[Task requirements] Lines containing "color" are to be counted. Report the count alone.

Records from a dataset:
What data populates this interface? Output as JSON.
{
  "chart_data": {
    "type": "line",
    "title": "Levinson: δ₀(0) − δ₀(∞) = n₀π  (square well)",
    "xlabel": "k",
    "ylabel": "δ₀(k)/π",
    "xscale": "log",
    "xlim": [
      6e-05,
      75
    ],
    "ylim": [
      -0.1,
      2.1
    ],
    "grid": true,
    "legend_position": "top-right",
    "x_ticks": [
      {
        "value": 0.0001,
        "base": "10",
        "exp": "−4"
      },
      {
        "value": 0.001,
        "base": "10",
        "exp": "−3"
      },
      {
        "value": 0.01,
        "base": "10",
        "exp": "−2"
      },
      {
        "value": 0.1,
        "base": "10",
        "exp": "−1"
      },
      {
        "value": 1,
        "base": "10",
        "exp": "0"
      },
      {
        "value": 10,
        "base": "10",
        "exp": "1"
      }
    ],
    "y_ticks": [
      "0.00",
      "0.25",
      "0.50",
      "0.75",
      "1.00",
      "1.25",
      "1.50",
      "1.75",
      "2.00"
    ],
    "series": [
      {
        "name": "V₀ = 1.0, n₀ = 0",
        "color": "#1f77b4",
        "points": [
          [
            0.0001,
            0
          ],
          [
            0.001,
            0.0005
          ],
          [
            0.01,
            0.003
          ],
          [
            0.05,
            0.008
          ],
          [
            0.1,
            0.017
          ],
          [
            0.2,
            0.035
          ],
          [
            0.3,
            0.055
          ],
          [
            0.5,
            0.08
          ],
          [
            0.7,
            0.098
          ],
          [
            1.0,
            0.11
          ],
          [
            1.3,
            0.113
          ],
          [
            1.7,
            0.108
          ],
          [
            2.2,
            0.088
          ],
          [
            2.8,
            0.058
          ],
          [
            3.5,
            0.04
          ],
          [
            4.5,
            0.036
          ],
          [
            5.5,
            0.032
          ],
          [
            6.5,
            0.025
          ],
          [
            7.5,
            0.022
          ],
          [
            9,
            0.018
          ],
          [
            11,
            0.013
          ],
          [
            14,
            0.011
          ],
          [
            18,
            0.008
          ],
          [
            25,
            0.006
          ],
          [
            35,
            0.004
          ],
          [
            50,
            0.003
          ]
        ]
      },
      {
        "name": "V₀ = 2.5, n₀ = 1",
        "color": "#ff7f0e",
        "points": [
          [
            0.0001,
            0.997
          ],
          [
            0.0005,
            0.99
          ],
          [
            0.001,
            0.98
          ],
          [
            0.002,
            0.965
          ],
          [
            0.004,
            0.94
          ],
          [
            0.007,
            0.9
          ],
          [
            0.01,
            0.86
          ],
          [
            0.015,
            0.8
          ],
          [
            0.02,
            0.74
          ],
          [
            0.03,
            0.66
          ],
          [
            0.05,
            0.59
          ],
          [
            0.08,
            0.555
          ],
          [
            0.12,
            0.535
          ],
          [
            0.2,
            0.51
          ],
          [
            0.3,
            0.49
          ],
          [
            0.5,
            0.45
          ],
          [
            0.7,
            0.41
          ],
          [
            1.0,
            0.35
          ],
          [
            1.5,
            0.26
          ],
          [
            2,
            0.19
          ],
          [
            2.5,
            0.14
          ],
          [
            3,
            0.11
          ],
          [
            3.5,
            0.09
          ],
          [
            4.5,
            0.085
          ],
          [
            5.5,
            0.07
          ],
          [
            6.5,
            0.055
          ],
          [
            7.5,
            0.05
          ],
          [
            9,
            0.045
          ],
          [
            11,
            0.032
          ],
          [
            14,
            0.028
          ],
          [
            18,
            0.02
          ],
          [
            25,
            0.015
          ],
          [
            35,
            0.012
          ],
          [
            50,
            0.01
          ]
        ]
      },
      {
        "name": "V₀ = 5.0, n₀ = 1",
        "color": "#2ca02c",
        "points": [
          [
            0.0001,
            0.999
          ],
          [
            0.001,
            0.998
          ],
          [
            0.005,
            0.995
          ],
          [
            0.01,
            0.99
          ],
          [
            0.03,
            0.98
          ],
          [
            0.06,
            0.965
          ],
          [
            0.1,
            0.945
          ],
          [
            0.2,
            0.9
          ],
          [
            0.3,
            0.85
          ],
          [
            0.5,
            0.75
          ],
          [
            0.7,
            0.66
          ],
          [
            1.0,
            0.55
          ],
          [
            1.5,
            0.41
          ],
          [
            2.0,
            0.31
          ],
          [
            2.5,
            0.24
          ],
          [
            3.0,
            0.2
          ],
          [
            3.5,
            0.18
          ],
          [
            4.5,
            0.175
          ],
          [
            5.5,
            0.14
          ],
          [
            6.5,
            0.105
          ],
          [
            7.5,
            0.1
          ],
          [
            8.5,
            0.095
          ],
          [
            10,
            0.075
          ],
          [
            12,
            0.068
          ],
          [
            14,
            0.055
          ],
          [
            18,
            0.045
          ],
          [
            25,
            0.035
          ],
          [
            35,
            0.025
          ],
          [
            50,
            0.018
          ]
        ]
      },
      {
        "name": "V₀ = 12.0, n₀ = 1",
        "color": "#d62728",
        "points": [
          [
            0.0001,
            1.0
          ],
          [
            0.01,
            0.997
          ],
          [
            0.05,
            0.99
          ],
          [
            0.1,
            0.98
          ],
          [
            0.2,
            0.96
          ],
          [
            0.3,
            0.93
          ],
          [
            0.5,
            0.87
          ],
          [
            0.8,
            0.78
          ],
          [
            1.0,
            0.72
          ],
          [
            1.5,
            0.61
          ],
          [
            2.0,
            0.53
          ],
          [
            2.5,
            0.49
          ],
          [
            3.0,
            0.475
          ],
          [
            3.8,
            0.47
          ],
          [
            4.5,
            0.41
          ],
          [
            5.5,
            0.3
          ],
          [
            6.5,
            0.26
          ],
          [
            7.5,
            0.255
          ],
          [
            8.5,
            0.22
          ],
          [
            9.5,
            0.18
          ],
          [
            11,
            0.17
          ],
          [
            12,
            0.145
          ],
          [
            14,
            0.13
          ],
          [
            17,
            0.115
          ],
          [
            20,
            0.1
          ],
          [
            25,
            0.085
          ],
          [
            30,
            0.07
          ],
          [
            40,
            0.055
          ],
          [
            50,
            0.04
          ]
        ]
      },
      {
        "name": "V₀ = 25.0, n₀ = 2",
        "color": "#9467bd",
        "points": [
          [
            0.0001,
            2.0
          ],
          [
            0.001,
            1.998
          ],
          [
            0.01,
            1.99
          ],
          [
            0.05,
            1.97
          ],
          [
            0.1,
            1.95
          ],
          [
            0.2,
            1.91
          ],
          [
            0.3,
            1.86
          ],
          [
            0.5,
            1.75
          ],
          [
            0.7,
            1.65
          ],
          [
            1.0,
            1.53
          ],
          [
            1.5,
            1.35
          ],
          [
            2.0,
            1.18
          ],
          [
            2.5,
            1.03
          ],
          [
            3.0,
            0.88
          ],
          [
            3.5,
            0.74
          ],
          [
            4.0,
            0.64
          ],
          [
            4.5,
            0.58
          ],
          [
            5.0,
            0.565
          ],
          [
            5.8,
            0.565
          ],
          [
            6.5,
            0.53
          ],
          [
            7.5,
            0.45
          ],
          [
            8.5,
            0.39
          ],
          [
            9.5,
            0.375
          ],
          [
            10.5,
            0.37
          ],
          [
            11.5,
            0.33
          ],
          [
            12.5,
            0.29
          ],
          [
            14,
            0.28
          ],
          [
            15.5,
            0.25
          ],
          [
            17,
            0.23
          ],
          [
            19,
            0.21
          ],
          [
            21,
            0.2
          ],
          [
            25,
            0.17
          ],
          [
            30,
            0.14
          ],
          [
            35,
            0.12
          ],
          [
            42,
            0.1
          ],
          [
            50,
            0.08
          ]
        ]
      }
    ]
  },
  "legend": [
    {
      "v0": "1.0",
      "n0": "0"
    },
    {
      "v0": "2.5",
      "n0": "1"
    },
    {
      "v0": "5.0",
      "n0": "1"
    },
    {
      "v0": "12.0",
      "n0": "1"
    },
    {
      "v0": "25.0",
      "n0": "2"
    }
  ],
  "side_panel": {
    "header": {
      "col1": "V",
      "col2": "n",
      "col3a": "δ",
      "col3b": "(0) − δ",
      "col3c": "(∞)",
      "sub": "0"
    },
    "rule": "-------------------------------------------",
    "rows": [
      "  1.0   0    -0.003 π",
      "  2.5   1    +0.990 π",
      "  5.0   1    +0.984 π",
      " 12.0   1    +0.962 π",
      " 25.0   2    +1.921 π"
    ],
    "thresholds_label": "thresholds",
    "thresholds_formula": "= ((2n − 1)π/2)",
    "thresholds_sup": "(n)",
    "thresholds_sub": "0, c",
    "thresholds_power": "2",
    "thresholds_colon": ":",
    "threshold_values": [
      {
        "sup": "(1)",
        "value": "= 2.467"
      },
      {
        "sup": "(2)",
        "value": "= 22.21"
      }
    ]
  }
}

[Exercise response] 5